DOCUMENT PASSAGE START

In [7]:
from transformers import AutoTokenizer
from collections import defaultdict

In [20]:
words = defaultdict(set)
model_names = ['EleutherAI/gpt-neo-125m', 'EleutherAI/gpt-neo-1.3B', 'EleutherAI/gpt-neo-2.7B', 'EleutherAI/gpt-j-6b',
                 'bert-base-uncased', 'bert-large-uncased',
                 'roberta-base', 'roberta-large',
                 'albert-base-v1', 'albert-large-v1', 'albert-xlarge-v1',
                 'albert-base-v2', 'albert-large-v2', 'albert-xlarge-v2',
                 ]
for model_name in model_names:
    print(model_name)
    tok = AutoTokenizer.from_pretrained(model_name)
    for word, i in tok.vocab.items():
        new_word = tok.decode(i).strip().lower()
        words[model_name].add(new_word)

EleutherAI/gpt-neo-125m
EleutherAI/gpt-neo-1.3B
EleutherAI/gpt-neo-2.7B
EleutherAI/gpt-j-6b
bert-base-uncased
bert-large-uncased
roberta-base
roberta-large
albert-base-v1
albert-large-v1
albert-xlarge-v1
albert-base-v2
albert-large-v2
albert-xlarge-v2


In [21]:
for w in words:
    print(len(words[w]))

32762
32762
32762
32905
30522
30522
32770
32770
26589
26589
26589
26589
26589
26589


In [22]:
vocab_intersection = set()
for vocab in words.values():
    if len(vocab_intersection) == 0:
        vocab_intersection = vocab
    else:
        vocab_intersection = vocab_intersection & vocab

In [23]:
len(vocab_intersection)

16353

In [86]:
import tiktoken
target_model = 'gpt-3.5-turbo'
encoding = tiktoken.encoding_for_model(target_model)

In [109]:
chatgpt_vocab = set()

DOCUMENT PASSAGE END

* DESCRIPTION OF THE TASK: Please rewrite the tokenizer notebook, beginning at the words "tok = AutoTokenizer.from_pretrained(model_name)" and stopping after "words[model_name].add(new_word)", with "new_word" changed to "decoded_word" each time it appears.

ENTRIES PROVIDED START

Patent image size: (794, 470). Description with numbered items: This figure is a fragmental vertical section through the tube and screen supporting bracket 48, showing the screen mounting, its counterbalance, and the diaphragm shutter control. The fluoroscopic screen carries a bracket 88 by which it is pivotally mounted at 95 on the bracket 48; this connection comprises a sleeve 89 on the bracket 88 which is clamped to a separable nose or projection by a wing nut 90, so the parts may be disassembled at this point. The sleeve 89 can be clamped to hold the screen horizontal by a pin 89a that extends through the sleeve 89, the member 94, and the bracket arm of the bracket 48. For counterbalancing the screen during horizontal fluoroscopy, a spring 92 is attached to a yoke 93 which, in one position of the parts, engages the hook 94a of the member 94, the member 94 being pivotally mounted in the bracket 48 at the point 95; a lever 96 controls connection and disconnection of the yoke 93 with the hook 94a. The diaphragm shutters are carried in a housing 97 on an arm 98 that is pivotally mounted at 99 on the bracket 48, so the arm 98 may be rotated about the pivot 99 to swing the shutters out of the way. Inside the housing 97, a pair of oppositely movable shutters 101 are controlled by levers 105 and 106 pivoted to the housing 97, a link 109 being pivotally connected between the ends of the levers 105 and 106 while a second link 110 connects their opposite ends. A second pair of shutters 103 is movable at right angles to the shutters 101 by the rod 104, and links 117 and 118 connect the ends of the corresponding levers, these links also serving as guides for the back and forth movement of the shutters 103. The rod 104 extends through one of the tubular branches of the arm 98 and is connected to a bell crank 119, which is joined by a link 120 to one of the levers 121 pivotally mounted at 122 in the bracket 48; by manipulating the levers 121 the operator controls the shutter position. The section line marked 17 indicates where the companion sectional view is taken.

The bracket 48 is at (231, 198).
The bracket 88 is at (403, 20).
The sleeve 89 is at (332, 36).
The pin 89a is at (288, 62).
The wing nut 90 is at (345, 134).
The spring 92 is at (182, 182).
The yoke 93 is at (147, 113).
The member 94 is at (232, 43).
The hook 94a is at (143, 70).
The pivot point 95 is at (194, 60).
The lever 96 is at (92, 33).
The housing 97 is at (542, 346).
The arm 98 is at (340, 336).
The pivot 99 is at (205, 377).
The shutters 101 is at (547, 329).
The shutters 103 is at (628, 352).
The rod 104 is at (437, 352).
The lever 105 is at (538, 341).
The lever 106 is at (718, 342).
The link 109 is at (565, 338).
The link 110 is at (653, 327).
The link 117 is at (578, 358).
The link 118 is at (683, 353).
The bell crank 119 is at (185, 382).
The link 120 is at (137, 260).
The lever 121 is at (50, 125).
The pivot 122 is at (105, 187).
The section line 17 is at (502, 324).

ENTRIES PROVIDED END

* RESULT OF THE EXERCISE:
tok = AutoTokenizer.from_pretrained(model_name)
    for word, i in tok.vocab.items():
        decoded_word = tok.decode(i).strip().lower()
        words[model_name].add(decoded_word)